Your goal: All of the lines below are to be transcribed faithfully, with pictures excluded from the copy.

Task data:

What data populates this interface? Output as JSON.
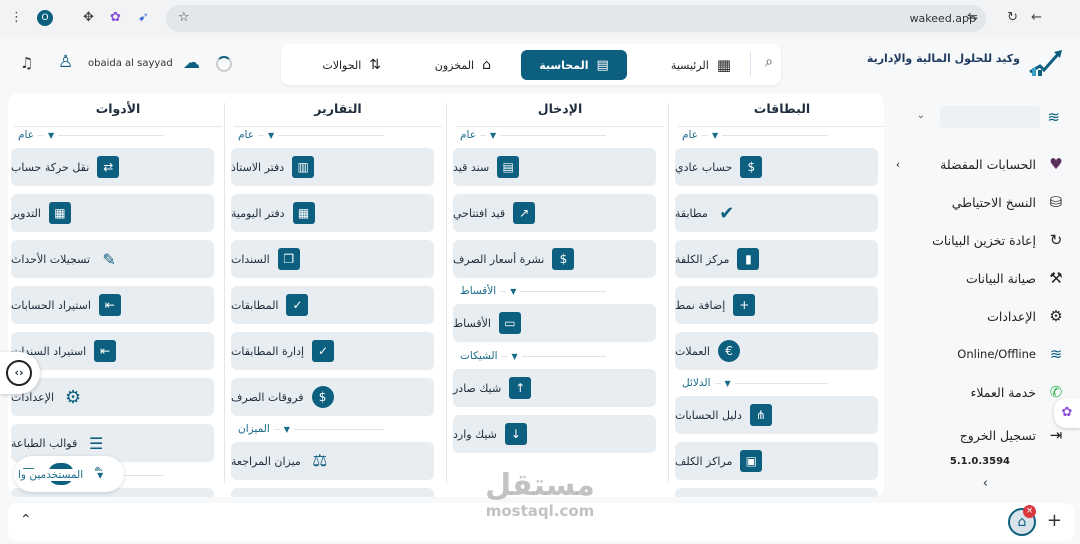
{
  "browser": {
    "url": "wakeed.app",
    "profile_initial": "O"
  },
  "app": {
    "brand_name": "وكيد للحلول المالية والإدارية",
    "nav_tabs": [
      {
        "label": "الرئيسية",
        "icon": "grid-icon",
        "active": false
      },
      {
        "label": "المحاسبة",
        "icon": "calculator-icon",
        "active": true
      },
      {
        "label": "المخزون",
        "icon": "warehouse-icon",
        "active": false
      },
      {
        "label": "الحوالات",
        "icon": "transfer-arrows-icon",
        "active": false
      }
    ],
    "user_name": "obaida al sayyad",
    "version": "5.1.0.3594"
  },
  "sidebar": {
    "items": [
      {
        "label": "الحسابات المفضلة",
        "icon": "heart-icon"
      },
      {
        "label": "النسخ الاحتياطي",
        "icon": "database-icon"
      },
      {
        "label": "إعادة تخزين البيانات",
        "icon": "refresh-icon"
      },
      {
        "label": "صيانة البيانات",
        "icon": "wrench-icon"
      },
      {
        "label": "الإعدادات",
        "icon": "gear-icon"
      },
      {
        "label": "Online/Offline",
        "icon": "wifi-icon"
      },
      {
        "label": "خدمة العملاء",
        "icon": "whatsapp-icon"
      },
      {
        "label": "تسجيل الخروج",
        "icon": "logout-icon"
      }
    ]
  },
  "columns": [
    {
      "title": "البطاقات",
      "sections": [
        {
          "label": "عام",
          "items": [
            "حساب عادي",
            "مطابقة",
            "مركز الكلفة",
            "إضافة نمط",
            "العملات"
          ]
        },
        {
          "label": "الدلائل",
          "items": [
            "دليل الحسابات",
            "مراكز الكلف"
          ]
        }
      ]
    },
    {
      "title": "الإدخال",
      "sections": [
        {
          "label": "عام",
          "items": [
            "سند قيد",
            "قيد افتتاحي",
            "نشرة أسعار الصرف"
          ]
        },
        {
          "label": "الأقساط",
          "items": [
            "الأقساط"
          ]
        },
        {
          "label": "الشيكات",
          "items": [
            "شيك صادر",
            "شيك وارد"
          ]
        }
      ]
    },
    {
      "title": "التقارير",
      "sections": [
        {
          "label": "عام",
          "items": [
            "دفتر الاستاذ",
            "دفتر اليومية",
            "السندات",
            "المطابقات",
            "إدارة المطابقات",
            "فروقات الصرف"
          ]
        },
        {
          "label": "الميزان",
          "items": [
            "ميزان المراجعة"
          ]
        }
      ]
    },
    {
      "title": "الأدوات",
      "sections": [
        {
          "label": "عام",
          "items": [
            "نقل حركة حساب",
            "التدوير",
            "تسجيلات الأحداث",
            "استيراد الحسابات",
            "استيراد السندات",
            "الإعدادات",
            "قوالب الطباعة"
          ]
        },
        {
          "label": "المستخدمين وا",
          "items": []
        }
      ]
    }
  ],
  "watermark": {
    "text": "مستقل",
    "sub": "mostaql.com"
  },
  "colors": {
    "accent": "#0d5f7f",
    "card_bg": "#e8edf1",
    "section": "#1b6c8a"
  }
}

Full solution:
What data populates this interface? Output as JSON.
{
  "browser": {
    "url": "wakeed.app",
    "profile_initial": "O"
  },
  "app": {
    "brand_name": "وكيد للحلول المالية والإدارية",
    "nav_tabs": [
      {
        "label": "الرئيسية",
        "icon": "grid-icon",
        "active": false
      },
      {
        "label": "المحاسبة",
        "icon": "calculator-icon",
        "active": true
      },
      {
        "label": "المخزون",
        "icon": "warehouse-icon",
        "active": false
      },
      {
        "label": "الحوالات",
        "icon": "transfer-arrows-icon",
        "active": false
      }
    ],
    "user_name": "obaida al sayyad",
    "version": "5.1.0.3594"
  },
  "sidebar": {
    "items": [
      {
        "label": "الحسابات المفضلة",
        "icon": "heart-icon"
      },
      {
        "label": "النسخ الاحتياطي",
        "icon": "database-icon"
      },
      {
        "label": "إعادة تخزين البيانات",
        "icon": "refresh-icon"
      },
      {
        "label": "صيانة البيانات",
        "icon": "wrench-icon"
      },
      {
        "label": "الإعدادات",
        "icon": "gear-icon"
      },
      {
        "label": "Online/Offline",
        "icon": "wifi-icon"
      },
      {
        "label": "خدمة العملاء",
        "icon": "whatsapp-icon"
      },
      {
        "label": "تسجيل الخروج",
        "icon": "logout-icon"
      }
    ]
  },
  "columns": [
    {
      "title": "البطاقات",
      "sections": [
        {
          "label": "عام",
          "items": [
            "حساب عادي",
            "مطابقة",
            "مركز الكلفة",
            "إضافة نمط",
            "العملات"
          ]
        },
        {
          "label": "الدلائل",
          "items": [
            "دليل الحسابات",
            "مراكز الكلف"
          ]
        }
      ]
    },
    {
      "title": "الإدخال",
      "sections": [
        {
          "label": "عام",
          "items": [
            "سند قيد",
            "قيد افتتاحي",
            "نشرة أسعار الصرف"
          ]
        },
        {
          "label": "الأقساط",
          "items": [
            "الأقساط"
          ]
        },
        {
          "label": "الشيكات",
          "items": [
            "شيك صادر",
            "شيك وارد"
          ]
        }
      ]
    },
    {
      "title": "التقارير",
      "sections": [
        {
          "label": "عام",
          "items": [
            "دفتر الاستاذ",
            "دفتر اليومية",
            "السندات",
            "المطابقات",
            "إدارة المطابقات",
            "فروقات الصرف"
          ]
        },
        {
          "label": "الميزان",
          "items": [
            "ميزان المراجعة"
          ]
        }
      ]
    },
    {
      "title": "الأدوات",
      "sections": [
        {
          "label": "عام",
          "items": [
            "نقل حركة حساب",
            "التدوير",
            "تسجيلات الأحداث",
            "استيراد الحسابات",
            "استيراد السندات",
            "الإعدادات",
            "قوالب الطباعة"
          ]
        },
        {
          "label": "المستخدمين وا",
          "items": []
        }
      ]
    }
  ],
  "watermark": {
    "text": "مستقل",
    "sub": "mostaql.com"
  },
  "colors": {
    "accent": "#0d5f7f",
    "card_bg": "#e8edf1",
    "section": "#1b6c8a"
  }
}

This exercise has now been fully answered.